Dataset start

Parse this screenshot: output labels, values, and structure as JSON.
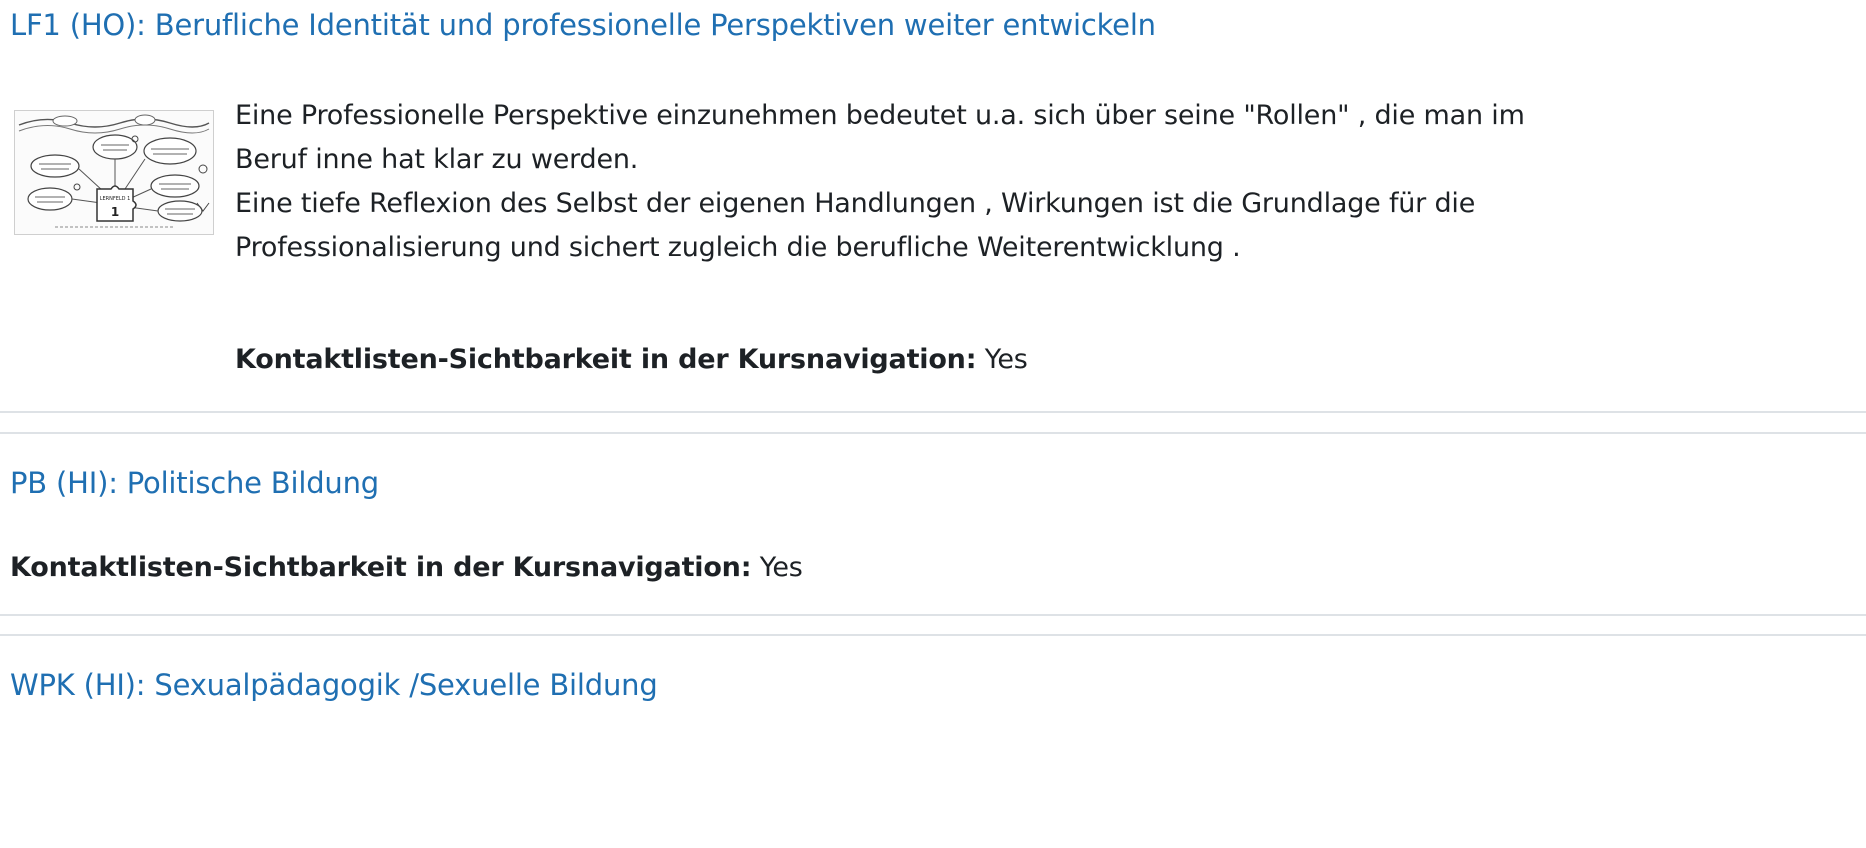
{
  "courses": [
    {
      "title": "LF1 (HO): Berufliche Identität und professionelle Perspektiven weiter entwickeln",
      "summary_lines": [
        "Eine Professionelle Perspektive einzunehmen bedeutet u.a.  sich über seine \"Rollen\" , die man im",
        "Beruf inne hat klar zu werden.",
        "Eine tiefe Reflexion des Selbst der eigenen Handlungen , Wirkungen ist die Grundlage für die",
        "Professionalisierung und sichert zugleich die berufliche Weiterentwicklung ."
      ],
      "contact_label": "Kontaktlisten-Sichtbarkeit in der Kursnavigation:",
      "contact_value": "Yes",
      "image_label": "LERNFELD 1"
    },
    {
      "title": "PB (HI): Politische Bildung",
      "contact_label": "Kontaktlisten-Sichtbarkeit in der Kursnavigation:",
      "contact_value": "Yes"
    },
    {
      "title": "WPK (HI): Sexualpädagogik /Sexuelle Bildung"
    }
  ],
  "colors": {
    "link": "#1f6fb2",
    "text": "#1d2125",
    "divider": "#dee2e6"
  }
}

Dataset end
Dataset start

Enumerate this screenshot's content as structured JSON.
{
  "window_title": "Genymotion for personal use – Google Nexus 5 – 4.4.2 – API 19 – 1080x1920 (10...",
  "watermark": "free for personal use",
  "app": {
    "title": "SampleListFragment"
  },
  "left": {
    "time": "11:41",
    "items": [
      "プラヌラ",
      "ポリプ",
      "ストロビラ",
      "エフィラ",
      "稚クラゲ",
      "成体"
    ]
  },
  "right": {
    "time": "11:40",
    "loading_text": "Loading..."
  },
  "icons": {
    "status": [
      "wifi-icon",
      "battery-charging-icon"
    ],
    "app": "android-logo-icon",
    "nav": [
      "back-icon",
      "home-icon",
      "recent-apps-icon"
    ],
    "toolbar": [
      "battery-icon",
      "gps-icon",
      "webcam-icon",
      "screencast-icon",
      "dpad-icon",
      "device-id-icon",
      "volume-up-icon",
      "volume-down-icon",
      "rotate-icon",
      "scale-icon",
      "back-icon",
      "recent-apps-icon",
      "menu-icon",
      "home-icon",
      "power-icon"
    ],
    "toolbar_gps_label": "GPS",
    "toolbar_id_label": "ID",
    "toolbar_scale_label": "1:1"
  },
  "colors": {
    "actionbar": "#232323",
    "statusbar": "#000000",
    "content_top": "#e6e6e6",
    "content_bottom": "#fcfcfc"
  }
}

Dataset end

Exercise requirements: Look through the material above. Copy each line where the word "Bildung" appears.

Output:
      "title": "PB (HI): Politische Bildung",
      "title": "WPK (HI): Sexualpädagogik /Sexuelle Bildung"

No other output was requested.